--- START Provided information ---

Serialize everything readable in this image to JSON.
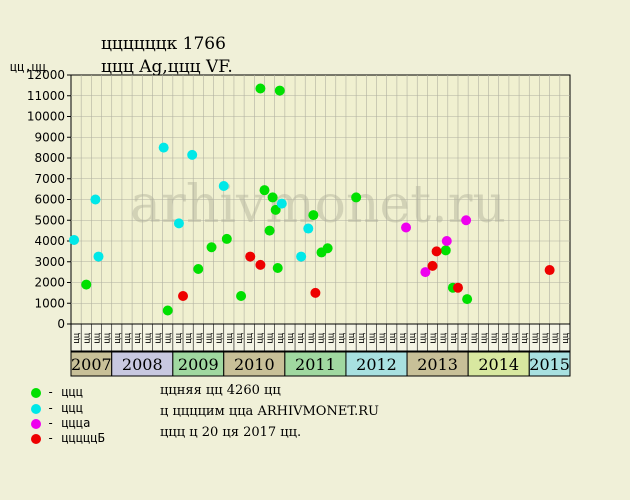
{
  "header": {
    "title_line1": "ццццццк 1766",
    "title_line2": "ццц Ag,ццц VF.",
    "y_unit": "цц,цц"
  },
  "watermark": "arhivmonet.ru",
  "legend": [
    {
      "label": "- ццц",
      "color": "#00e000"
    },
    {
      "label": "- ццц",
      "color": "#00e8e8"
    },
    {
      "label": "- цццa",
      "color": "#ee00ee"
    },
    {
      "label": "- цццццБ",
      "color": "#ee0000"
    }
  ],
  "notes": [
    "ццняя цц 4260 цц",
    "ц ццццим цца ARHIVMONET.RU",
    "ццц ц 20 ця 2017 цц."
  ],
  "colors": {
    "plot_bg": "#f0f0d0",
    "grid": "#b0b0a0",
    "green": "#00e000",
    "cyan": "#00e8e8",
    "magenta": "#ee00ee",
    "red": "#ee0000"
  },
  "chart_data": {
    "type": "scatter",
    "ylim": [
      0,
      12000
    ],
    "yticks": [
      0,
      1000,
      2000,
      3000,
      4000,
      5000,
      6000,
      7000,
      8000,
      9000,
      10000,
      11000,
      12000
    ],
    "x_label": "цц",
    "x_slots": 49,
    "years": [
      {
        "label": "2007",
        "start": 0,
        "end": 4,
        "color": "#c8c098"
      },
      {
        "label": "2008",
        "start": 4,
        "end": 10,
        "color": "#c8c8e0"
      },
      {
        "label": "2009",
        "start": 10,
        "end": 15,
        "color": "#a0d8a0"
      },
      {
        "label": "2010",
        "start": 15,
        "end": 21,
        "color": "#c8c098"
      },
      {
        "label": "2011",
        "start": 21,
        "end": 27,
        "color": "#a0d8a0"
      },
      {
        "label": "2012",
        "start": 27,
        "end": 33,
        "color": "#a8e0e0"
      },
      {
        "label": "2013",
        "start": 33,
        "end": 39,
        "color": "#c8c098"
      },
      {
        "label": "2014",
        "start": 39,
        "end": 45,
        "color": "#d8e8a0"
      },
      {
        "label": "2015",
        "start": 45,
        "end": 49,
        "color": "#a8e0e0"
      }
    ],
    "series": [
      {
        "color_key": "green",
        "points": [
          [
            1.5,
            1900
          ],
          [
            9.5,
            650
          ],
          [
            12.5,
            2650
          ],
          [
            13.8,
            3700
          ],
          [
            15.3,
            4100
          ],
          [
            16.7,
            1350
          ],
          [
            18.6,
            11350
          ],
          [
            19.0,
            6450
          ],
          [
            19.5,
            4500
          ],
          [
            19.8,
            6100
          ],
          [
            20.1,
            5500
          ],
          [
            20.3,
            2700
          ],
          [
            20.5,
            11250
          ],
          [
            23.8,
            5250
          ],
          [
            24.6,
            3450
          ],
          [
            25.2,
            3650
          ],
          [
            28.0,
            6100
          ],
          [
            36.8,
            3550
          ],
          [
            37.5,
            1750
          ],
          [
            38.9,
            1200
          ]
        ]
      },
      {
        "color_key": "cyan",
        "points": [
          [
            0.3,
            4050
          ],
          [
            2.4,
            6000
          ],
          [
            2.7,
            3250
          ],
          [
            9.1,
            8500
          ],
          [
            10.6,
            4850
          ],
          [
            11.9,
            8150
          ],
          [
            15.0,
            6650
          ],
          [
            20.7,
            5800
          ],
          [
            22.6,
            3250
          ],
          [
            23.3,
            4600
          ]
        ]
      },
      {
        "color_key": "magenta",
        "points": [
          [
            32.9,
            4650
          ],
          [
            34.8,
            2500
          ],
          [
            36.9,
            4000
          ],
          [
            38.8,
            5000
          ]
        ]
      },
      {
        "color_key": "red",
        "points": [
          [
            11.0,
            1350
          ],
          [
            17.6,
            3250
          ],
          [
            18.6,
            2850
          ],
          [
            24.0,
            1500
          ],
          [
            35.5,
            2800
          ],
          [
            35.9,
            3500
          ],
          [
            38.0,
            1750
          ],
          [
            47.0,
            2600
          ]
        ]
      }
    ]
  }
}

--- END Provided information ---

What you have to do
Strip the images and reproduce the remaining records precisely.

Solved problem
Serialize everything readable in this image to JSON.
{
  "header": {
    "title_line1": "ццццццк 1766",
    "title_line2": "ццц Ag,ццц VF.",
    "y_unit": "цц,цц"
  },
  "watermark": "arhivmonet.ru",
  "legend": [
    {
      "label": "- ццц",
      "color": "#00e000"
    },
    {
      "label": "- ццц",
      "color": "#00e8e8"
    },
    {
      "label": "- цццa",
      "color": "#ee00ee"
    },
    {
      "label": "- цццццБ",
      "color": "#ee0000"
    }
  ],
  "notes": [
    "ццняя цц 4260 цц",
    "ц ццццим цца ARHIVMONET.RU",
    "ццц ц 20 ця 2017 цц."
  ],
  "colors": {
    "plot_bg": "#f0f0d0",
    "grid": "#b0b0a0",
    "green": "#00e000",
    "cyan": "#00e8e8",
    "magenta": "#ee00ee",
    "red": "#ee0000"
  },
  "chart_data": {
    "type": "scatter",
    "ylim": [
      0,
      12000
    ],
    "yticks": [
      0,
      1000,
      2000,
      3000,
      4000,
      5000,
      6000,
      7000,
      8000,
      9000,
      10000,
      11000,
      12000
    ],
    "x_label": "цц",
    "x_slots": 49,
    "years": [
      {
        "label": "2007",
        "start": 0,
        "end": 4,
        "color": "#c8c098"
      },
      {
        "label": "2008",
        "start": 4,
        "end": 10,
        "color": "#c8c8e0"
      },
      {
        "label": "2009",
        "start": 10,
        "end": 15,
        "color": "#a0d8a0"
      },
      {
        "label": "2010",
        "start": 15,
        "end": 21,
        "color": "#c8c098"
      },
      {
        "label": "2011",
        "start": 21,
        "end": 27,
        "color": "#a0d8a0"
      },
      {
        "label": "2012",
        "start": 27,
        "end": 33,
        "color": "#a8e0e0"
      },
      {
        "label": "2013",
        "start": 33,
        "end": 39,
        "color": "#c8c098"
      },
      {
        "label": "2014",
        "start": 39,
        "end": 45,
        "color": "#d8e8a0"
      },
      {
        "label": "2015",
        "start": 45,
        "end": 49,
        "color": "#a8e0e0"
      }
    ],
    "series": [
      {
        "color_key": "green",
        "points": [
          [
            1.5,
            1900
          ],
          [
            9.5,
            650
          ],
          [
            12.5,
            2650
          ],
          [
            13.8,
            3700
          ],
          [
            15.3,
            4100
          ],
          [
            16.7,
            1350
          ],
          [
            18.6,
            11350
          ],
          [
            19.0,
            6450
          ],
          [
            19.5,
            4500
          ],
          [
            19.8,
            6100
          ],
          [
            20.1,
            5500
          ],
          [
            20.3,
            2700
          ],
          [
            20.5,
            11250
          ],
          [
            23.8,
            5250
          ],
          [
            24.6,
            3450
          ],
          [
            25.2,
            3650
          ],
          [
            28.0,
            6100
          ],
          [
            36.8,
            3550
          ],
          [
            37.5,
            1750
          ],
          [
            38.9,
            1200
          ]
        ]
      },
      {
        "color_key": "cyan",
        "points": [
          [
            0.3,
            4050
          ],
          [
            2.4,
            6000
          ],
          [
            2.7,
            3250
          ],
          [
            9.1,
            8500
          ],
          [
            10.6,
            4850
          ],
          [
            11.9,
            8150
          ],
          [
            15.0,
            6650
          ],
          [
            20.7,
            5800
          ],
          [
            22.6,
            3250
          ],
          [
            23.3,
            4600
          ]
        ]
      },
      {
        "color_key": "magenta",
        "points": [
          [
            32.9,
            4650
          ],
          [
            34.8,
            2500
          ],
          [
            36.9,
            4000
          ],
          [
            38.8,
            5000
          ]
        ]
      },
      {
        "color_key": "red",
        "points": [
          [
            11.0,
            1350
          ],
          [
            17.6,
            3250
          ],
          [
            18.6,
            2850
          ],
          [
            24.0,
            1500
          ],
          [
            35.5,
            2800
          ],
          [
            35.9,
            3500
          ],
          [
            38.0,
            1750
          ],
          [
            47.0,
            2600
          ]
        ]
      }
    ]
  }
}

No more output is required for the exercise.